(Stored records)
┌────────
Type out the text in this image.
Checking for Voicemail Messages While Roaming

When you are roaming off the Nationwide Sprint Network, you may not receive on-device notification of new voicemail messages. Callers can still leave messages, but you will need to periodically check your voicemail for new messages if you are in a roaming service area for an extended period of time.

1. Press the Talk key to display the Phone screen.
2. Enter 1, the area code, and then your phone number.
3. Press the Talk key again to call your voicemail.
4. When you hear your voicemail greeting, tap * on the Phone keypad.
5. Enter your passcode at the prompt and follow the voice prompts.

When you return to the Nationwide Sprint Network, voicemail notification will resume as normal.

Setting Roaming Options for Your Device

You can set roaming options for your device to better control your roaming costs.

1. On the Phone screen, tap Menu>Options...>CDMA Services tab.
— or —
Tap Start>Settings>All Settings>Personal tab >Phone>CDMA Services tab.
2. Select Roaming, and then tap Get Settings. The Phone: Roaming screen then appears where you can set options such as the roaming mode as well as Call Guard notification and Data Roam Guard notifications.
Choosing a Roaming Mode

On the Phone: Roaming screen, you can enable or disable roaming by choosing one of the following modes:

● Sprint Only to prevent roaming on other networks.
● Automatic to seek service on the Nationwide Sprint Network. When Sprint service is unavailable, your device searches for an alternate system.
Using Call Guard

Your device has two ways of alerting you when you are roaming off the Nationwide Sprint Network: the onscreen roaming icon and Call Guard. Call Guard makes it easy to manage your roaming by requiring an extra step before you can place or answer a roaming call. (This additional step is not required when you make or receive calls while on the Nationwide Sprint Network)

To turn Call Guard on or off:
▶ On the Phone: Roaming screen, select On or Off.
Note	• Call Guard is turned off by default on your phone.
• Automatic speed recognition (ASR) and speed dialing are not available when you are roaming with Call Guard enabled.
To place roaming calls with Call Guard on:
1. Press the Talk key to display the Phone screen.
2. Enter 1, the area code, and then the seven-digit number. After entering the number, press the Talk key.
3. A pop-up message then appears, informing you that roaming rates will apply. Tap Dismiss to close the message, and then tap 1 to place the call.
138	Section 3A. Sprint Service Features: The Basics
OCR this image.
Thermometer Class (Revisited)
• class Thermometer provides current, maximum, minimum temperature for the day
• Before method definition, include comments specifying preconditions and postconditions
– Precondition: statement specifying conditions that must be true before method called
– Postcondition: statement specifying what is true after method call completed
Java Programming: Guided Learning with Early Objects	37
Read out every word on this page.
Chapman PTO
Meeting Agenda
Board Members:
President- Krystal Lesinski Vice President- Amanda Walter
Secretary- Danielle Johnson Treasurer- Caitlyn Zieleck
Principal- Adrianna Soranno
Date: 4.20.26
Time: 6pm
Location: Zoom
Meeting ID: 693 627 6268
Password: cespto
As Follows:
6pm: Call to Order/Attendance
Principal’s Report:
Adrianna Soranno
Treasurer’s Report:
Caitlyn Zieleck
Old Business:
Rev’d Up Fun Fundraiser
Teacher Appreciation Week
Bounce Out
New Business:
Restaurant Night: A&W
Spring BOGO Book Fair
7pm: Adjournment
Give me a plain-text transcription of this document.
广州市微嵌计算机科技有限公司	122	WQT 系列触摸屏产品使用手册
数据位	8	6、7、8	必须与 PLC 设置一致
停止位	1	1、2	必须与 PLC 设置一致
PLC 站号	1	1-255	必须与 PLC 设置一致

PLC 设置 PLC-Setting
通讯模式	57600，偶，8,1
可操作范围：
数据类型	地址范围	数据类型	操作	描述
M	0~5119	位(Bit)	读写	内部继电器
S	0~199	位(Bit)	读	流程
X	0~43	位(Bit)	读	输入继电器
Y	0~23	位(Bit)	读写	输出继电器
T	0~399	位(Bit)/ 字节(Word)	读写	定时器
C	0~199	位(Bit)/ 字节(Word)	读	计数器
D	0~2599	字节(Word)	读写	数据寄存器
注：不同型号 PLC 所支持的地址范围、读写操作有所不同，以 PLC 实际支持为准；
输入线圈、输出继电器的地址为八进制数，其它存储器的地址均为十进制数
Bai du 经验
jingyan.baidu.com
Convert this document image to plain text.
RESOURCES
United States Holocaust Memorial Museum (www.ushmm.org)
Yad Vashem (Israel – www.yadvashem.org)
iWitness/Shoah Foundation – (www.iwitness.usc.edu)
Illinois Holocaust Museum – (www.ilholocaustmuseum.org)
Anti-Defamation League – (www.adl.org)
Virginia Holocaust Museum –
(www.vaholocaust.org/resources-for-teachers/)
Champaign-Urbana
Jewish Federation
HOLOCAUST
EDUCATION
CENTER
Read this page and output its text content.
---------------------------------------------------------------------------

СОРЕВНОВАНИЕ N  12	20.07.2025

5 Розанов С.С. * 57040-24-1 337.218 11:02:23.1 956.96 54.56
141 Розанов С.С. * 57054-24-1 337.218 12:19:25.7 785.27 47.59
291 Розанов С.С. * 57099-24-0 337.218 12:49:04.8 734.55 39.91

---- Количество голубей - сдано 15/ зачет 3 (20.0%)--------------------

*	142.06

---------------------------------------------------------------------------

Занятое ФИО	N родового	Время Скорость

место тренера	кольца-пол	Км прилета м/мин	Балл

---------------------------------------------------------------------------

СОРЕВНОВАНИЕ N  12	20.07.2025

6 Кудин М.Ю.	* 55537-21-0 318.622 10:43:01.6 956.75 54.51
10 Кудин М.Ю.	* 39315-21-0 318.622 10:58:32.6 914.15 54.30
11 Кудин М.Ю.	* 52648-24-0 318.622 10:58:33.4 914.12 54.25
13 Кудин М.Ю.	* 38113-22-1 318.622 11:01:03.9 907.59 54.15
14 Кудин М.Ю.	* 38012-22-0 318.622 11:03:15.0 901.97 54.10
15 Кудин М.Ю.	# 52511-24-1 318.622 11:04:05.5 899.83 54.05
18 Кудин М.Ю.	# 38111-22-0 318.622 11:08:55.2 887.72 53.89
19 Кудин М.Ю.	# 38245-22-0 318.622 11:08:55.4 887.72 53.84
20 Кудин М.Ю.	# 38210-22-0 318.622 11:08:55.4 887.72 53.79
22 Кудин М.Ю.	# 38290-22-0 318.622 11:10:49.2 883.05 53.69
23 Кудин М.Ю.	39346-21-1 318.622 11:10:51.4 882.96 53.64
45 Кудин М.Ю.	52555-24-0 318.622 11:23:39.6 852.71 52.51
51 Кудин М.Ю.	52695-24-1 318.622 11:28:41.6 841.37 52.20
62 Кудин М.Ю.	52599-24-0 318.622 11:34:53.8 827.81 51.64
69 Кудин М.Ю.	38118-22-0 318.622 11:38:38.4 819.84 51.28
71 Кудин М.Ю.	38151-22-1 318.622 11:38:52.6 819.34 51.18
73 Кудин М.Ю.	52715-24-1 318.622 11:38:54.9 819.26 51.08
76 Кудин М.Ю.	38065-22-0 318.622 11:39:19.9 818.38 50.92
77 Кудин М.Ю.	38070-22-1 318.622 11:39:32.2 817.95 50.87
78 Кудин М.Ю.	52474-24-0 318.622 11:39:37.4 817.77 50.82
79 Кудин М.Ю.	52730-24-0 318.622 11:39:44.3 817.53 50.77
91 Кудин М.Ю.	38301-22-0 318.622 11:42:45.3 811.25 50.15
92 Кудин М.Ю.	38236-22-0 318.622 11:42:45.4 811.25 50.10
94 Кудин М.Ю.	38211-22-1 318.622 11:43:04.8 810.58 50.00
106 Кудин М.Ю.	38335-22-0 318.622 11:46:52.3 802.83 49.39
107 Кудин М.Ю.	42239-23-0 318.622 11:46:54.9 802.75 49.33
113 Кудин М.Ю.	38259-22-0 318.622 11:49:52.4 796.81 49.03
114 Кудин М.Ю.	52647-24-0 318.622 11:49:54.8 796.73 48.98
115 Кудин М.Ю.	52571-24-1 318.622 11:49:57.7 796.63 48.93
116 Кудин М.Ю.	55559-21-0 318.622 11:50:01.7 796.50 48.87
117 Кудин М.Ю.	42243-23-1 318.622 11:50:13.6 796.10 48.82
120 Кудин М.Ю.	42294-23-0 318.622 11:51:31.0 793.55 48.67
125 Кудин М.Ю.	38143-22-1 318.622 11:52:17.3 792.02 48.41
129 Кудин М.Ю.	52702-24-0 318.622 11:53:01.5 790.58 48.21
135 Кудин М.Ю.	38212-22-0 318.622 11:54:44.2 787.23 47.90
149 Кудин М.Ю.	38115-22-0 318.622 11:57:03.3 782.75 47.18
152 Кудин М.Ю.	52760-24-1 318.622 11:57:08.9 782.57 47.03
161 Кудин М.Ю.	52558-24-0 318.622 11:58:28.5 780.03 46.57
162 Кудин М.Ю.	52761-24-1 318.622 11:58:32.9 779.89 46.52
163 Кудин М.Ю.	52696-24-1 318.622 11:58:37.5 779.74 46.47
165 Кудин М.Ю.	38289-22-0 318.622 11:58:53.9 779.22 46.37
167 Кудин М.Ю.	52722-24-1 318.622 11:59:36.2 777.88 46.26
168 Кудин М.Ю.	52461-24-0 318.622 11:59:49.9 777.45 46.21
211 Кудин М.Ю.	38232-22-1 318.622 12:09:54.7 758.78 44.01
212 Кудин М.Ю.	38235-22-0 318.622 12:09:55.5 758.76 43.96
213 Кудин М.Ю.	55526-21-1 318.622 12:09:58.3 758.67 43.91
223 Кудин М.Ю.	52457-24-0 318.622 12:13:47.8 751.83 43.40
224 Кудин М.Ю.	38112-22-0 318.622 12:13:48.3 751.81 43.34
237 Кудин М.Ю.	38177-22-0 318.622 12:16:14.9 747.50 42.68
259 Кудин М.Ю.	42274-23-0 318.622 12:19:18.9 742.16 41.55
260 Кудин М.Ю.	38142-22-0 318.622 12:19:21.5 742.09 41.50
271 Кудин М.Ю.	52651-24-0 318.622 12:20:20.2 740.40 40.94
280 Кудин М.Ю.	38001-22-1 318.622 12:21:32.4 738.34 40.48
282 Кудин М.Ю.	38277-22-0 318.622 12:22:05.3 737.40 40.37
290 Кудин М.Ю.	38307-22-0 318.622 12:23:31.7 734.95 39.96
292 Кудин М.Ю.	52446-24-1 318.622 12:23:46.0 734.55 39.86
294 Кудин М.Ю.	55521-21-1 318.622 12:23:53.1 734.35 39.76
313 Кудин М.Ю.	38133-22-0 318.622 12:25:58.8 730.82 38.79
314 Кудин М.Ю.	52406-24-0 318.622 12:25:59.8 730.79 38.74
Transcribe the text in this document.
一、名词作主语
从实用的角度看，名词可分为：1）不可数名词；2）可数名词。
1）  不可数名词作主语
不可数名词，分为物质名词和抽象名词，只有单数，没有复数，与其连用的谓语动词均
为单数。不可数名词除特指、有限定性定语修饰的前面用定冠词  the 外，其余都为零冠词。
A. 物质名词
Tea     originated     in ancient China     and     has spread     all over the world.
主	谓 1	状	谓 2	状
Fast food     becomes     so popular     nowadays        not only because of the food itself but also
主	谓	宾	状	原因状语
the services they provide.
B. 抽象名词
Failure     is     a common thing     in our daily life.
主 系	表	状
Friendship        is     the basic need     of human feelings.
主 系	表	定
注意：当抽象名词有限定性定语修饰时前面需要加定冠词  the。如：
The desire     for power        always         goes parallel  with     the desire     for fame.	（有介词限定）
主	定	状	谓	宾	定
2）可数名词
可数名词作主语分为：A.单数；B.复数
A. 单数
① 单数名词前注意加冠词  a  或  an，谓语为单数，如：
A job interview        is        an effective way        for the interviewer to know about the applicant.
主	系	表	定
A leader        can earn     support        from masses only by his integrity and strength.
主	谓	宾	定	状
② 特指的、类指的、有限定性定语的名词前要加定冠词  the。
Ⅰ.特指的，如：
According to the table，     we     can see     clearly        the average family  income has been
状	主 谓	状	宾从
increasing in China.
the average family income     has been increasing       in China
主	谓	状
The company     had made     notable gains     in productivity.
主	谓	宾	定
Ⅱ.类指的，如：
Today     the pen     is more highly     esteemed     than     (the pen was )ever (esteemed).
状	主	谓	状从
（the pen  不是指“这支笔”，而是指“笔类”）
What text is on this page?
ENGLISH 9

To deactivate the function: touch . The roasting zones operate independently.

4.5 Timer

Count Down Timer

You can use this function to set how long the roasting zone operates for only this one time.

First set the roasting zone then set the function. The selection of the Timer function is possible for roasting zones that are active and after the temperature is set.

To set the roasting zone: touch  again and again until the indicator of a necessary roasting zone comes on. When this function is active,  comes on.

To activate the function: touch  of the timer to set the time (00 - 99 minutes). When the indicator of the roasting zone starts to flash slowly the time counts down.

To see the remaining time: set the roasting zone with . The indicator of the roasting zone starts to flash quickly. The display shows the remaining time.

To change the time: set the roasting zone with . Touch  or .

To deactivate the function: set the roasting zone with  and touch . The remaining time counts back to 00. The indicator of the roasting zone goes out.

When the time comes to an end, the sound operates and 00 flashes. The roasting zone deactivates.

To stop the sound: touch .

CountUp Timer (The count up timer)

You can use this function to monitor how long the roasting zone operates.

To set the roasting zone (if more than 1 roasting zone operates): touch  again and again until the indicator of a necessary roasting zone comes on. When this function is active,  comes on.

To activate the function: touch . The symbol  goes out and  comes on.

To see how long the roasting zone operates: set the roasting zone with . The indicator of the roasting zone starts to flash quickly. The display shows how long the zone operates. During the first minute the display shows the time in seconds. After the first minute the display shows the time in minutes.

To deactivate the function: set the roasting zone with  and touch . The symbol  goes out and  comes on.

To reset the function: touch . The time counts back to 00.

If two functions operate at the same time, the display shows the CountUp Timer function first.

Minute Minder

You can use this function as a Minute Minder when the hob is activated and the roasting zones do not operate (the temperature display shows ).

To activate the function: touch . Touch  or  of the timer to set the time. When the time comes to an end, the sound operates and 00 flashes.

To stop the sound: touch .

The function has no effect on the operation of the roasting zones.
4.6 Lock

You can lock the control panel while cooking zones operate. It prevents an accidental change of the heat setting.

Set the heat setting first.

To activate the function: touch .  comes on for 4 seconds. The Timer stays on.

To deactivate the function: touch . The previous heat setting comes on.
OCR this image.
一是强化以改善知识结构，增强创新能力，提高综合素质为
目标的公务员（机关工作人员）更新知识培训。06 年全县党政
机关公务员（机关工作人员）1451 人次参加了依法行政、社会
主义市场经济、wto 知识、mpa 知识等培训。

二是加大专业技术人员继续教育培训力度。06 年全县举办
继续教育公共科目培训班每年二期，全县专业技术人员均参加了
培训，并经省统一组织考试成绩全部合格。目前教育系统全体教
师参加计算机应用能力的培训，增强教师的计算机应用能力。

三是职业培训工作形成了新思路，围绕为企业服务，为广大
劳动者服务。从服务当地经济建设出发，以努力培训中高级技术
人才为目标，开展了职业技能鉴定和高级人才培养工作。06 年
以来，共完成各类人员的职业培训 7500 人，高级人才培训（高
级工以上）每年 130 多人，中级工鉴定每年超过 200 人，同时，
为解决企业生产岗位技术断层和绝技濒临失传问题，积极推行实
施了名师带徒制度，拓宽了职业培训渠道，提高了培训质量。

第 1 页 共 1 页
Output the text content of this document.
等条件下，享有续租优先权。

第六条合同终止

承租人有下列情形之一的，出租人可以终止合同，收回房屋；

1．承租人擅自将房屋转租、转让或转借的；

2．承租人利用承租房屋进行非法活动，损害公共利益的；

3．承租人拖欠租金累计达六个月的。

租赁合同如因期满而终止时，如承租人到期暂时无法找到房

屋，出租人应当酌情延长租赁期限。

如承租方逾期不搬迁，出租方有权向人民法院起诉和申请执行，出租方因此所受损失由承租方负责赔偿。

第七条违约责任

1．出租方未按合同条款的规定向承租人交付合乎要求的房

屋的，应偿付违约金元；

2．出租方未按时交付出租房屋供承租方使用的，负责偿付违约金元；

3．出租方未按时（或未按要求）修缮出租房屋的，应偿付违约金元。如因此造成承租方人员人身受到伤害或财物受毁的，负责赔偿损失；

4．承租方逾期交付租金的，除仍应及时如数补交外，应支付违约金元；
└────────
= What is needed =
Copy out every line in the listing where the word "been" appears.

= Response below =
According to the table，     we     can see     clearly        the average family  income has been
the average family income     has been increasing       in China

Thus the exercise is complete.